Task goal: Identify all lines of the data containing the string "this" and copy them.

Saved entries:

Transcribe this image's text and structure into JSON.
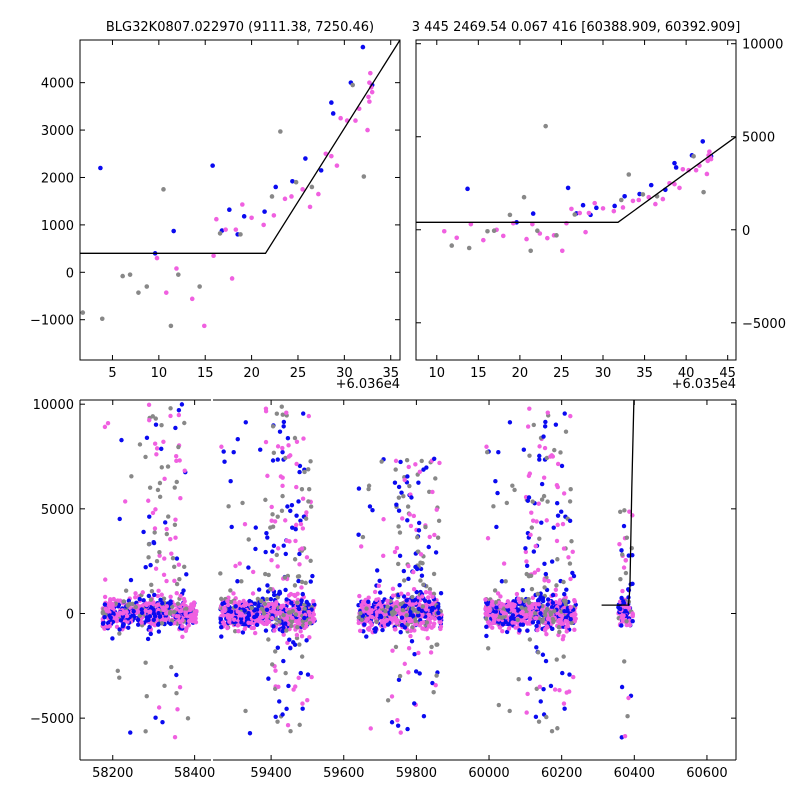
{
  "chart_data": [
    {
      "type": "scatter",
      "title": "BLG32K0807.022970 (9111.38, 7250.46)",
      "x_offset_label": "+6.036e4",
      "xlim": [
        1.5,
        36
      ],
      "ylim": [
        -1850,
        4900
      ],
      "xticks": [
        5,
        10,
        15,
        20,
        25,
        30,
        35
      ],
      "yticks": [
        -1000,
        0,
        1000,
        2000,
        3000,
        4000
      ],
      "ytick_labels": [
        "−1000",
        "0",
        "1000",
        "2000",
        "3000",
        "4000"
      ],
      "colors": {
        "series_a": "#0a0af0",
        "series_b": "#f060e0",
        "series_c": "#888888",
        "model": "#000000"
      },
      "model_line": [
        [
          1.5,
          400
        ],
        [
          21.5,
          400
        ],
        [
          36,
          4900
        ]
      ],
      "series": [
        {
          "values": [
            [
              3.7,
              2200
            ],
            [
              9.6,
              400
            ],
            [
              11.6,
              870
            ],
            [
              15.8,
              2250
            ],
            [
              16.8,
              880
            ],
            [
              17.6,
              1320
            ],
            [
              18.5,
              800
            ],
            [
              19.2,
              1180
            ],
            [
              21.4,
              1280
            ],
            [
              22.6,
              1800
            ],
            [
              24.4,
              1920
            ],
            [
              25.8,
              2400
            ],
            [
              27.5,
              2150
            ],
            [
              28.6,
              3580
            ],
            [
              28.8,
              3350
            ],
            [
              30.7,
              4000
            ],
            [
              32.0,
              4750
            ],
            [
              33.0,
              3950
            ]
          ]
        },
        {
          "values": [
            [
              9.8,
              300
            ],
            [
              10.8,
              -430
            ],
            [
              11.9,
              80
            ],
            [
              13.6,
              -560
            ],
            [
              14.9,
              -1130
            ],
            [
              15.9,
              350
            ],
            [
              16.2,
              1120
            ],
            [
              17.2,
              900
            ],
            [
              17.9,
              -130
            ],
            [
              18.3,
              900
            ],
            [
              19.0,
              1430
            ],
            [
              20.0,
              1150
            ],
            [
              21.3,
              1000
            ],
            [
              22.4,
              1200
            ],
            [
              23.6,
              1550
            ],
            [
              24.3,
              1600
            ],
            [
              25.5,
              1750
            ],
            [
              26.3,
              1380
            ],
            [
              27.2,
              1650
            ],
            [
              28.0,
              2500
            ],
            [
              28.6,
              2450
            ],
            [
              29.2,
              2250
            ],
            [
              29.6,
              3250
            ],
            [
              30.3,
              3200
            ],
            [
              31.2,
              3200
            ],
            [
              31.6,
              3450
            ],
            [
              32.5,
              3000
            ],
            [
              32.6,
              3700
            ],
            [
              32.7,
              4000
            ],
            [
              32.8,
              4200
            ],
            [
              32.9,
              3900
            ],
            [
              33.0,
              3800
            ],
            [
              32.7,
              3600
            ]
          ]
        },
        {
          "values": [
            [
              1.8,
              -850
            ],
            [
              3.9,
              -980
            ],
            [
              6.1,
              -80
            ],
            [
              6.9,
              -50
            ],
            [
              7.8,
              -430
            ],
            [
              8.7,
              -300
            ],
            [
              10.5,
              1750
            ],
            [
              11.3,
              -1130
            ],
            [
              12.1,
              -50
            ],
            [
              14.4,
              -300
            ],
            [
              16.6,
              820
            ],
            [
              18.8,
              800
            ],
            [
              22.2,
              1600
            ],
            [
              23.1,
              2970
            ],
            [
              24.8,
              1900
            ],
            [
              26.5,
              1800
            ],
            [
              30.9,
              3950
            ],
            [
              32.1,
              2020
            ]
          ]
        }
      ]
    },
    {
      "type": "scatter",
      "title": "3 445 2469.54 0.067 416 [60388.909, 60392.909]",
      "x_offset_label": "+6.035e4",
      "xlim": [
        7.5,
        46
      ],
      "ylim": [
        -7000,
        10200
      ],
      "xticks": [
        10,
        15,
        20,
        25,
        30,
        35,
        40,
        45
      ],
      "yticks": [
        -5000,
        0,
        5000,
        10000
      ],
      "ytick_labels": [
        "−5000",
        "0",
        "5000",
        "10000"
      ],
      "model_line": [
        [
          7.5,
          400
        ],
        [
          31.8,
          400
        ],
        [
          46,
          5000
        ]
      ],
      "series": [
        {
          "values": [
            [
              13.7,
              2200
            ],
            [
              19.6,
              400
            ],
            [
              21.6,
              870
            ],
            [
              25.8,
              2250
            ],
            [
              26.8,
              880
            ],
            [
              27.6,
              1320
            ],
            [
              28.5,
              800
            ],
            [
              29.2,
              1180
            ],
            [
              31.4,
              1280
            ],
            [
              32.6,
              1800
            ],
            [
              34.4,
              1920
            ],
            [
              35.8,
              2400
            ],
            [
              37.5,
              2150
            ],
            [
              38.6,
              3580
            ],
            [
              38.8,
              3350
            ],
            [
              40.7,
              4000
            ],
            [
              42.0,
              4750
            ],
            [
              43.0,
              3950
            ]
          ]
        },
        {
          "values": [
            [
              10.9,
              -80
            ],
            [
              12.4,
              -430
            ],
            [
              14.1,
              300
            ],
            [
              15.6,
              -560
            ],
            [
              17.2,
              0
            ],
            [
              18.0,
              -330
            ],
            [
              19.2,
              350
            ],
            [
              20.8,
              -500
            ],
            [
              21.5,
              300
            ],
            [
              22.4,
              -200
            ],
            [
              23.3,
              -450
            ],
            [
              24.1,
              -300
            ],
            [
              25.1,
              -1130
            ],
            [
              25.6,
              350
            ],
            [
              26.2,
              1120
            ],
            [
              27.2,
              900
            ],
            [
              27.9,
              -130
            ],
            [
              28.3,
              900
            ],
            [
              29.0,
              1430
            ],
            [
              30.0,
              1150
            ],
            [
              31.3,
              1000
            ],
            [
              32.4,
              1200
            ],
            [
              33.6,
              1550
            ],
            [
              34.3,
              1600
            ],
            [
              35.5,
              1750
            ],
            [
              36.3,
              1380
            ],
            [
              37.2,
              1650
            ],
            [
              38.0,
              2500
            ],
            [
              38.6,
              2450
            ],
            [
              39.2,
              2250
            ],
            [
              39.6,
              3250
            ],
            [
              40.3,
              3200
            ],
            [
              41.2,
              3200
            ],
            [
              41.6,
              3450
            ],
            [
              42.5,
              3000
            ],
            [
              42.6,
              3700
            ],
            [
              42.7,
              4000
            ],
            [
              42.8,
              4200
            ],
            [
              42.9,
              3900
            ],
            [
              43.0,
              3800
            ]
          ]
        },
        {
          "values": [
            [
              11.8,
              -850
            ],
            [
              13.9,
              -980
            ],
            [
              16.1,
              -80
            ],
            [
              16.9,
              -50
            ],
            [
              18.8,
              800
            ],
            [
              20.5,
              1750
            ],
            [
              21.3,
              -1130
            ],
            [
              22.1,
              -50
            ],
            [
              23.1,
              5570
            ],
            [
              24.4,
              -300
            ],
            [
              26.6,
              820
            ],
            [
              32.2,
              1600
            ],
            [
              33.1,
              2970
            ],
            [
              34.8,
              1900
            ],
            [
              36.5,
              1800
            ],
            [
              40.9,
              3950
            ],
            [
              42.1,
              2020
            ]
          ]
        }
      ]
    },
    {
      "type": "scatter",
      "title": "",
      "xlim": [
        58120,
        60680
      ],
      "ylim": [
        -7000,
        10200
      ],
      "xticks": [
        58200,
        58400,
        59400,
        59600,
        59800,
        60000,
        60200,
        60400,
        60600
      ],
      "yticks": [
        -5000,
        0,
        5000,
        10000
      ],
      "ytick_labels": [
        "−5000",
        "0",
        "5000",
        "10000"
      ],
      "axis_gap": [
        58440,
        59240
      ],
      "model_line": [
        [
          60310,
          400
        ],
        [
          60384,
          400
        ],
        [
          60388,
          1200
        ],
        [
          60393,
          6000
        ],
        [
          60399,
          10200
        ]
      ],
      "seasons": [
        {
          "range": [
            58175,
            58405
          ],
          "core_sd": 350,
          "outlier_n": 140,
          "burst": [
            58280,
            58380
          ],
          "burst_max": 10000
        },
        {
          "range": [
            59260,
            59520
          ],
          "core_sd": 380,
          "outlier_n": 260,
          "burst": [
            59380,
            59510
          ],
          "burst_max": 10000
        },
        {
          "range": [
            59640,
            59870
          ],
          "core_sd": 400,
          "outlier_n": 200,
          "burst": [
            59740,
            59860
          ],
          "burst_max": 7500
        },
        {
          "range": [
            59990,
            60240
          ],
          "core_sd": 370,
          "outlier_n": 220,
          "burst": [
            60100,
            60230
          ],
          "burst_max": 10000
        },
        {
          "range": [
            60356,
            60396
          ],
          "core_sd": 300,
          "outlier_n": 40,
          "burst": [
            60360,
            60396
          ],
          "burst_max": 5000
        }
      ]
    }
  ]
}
==
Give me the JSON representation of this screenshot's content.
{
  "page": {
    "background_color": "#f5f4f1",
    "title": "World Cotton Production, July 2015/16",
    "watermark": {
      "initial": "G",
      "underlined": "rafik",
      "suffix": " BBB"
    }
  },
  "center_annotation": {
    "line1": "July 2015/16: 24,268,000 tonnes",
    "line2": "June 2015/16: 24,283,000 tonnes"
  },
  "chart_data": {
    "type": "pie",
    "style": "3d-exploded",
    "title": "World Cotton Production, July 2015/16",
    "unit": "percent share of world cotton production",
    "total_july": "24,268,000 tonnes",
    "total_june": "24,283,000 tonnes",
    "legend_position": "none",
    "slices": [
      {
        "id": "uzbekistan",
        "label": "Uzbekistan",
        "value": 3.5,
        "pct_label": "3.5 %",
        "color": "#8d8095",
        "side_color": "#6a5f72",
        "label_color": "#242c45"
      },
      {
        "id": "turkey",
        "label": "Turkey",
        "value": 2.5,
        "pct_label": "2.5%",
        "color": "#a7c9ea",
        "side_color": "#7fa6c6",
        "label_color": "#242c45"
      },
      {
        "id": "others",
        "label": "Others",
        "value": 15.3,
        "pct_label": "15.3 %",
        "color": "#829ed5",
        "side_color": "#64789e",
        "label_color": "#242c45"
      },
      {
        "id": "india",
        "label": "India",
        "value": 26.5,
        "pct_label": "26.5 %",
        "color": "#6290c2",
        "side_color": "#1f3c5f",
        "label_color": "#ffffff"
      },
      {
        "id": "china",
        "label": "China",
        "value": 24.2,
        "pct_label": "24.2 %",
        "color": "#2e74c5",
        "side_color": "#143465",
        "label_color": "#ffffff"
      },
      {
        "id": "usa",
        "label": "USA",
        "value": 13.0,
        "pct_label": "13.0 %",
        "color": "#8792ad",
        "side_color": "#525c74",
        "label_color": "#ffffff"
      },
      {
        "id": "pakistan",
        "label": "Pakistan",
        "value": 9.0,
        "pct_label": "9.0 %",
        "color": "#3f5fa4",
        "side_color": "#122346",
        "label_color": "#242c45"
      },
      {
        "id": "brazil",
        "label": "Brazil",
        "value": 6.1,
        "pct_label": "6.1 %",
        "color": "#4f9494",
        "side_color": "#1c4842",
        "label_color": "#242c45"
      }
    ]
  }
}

Problem solution:
Transcribe this image's text and structure into JSON.
Give me the JSON representation of this screenshot's content.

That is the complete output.